━━━━━ Extracted entries

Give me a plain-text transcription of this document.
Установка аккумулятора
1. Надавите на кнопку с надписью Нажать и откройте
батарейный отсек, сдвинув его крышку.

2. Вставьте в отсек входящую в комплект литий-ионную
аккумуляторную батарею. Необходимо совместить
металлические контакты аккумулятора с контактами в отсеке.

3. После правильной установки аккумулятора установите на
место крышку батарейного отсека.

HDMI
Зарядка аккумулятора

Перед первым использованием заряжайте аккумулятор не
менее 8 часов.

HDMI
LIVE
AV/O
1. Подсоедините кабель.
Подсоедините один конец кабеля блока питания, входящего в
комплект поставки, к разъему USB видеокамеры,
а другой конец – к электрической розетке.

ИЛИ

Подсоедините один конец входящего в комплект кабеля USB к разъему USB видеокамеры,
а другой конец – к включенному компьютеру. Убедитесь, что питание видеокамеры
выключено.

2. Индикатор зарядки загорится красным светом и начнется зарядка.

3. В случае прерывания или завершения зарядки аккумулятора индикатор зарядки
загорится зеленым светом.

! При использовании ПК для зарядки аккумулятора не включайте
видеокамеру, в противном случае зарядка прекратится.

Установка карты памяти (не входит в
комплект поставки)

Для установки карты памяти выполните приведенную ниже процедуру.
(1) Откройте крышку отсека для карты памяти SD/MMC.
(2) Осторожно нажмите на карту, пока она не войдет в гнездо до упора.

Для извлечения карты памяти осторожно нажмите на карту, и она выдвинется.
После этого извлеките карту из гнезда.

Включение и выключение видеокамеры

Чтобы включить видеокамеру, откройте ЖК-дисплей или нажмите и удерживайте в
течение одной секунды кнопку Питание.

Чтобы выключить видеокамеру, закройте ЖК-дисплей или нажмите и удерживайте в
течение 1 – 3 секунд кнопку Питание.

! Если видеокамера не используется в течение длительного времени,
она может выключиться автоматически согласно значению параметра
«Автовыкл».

━━━━━━━━━━

Short exercise:
Only a number is wanted: how many lines of the material above hold "зарядки"?

Solution to this task:
3